Where a line of the listing below includes the word "name", reproduce that line.

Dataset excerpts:

## Begin

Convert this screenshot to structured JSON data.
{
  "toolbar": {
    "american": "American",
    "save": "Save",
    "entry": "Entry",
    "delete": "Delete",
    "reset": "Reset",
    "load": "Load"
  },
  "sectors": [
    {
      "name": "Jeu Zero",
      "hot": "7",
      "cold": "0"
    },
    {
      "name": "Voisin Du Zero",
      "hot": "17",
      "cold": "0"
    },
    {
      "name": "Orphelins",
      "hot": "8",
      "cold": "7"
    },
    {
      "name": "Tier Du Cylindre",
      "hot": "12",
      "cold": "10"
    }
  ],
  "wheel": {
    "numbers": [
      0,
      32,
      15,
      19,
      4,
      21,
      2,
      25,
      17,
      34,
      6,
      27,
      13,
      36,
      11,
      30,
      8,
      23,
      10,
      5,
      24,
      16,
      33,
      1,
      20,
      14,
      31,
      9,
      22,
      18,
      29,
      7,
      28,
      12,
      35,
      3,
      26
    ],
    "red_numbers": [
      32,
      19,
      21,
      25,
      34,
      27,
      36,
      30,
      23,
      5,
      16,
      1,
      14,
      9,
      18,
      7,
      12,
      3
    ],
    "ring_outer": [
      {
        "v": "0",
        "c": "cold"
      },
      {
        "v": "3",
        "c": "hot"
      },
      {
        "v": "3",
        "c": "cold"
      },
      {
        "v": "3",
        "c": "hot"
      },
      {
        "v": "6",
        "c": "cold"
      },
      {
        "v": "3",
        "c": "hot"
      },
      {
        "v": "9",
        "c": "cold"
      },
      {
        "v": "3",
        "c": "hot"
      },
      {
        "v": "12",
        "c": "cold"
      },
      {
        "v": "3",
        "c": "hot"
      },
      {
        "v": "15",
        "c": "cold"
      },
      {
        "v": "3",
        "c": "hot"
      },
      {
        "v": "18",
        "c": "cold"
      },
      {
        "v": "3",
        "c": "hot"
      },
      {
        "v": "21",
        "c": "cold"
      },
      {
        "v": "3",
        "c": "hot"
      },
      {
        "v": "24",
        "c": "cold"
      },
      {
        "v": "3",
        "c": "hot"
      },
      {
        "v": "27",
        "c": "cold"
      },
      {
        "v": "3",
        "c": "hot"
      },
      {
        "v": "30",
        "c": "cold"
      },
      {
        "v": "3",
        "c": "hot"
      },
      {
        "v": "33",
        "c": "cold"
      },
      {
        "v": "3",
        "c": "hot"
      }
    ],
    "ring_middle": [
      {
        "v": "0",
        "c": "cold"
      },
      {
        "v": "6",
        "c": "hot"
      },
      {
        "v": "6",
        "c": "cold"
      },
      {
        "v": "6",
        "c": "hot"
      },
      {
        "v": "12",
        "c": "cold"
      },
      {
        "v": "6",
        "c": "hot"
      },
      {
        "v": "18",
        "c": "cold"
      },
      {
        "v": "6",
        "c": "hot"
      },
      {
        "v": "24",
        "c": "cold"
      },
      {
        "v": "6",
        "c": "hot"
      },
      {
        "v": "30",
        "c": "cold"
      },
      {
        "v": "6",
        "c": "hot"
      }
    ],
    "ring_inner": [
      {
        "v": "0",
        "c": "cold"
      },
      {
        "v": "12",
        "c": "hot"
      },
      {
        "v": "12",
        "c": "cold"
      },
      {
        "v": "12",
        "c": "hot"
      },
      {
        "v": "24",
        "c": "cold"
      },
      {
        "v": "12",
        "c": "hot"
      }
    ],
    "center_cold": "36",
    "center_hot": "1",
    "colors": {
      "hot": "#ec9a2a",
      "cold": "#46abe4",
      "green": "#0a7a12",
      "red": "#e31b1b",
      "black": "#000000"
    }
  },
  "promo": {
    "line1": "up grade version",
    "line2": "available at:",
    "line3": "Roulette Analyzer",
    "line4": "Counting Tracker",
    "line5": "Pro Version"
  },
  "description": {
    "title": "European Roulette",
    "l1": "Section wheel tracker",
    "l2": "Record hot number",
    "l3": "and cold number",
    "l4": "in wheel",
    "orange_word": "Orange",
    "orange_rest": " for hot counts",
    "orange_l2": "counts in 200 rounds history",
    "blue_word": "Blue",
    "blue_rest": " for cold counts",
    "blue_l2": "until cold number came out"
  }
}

## End

> Task answer
      "name": "Jeu Zero",
      "name": "Voisin Du Zero",
      "name": "Orphelins",
      "name": "Tier Du Cylindre",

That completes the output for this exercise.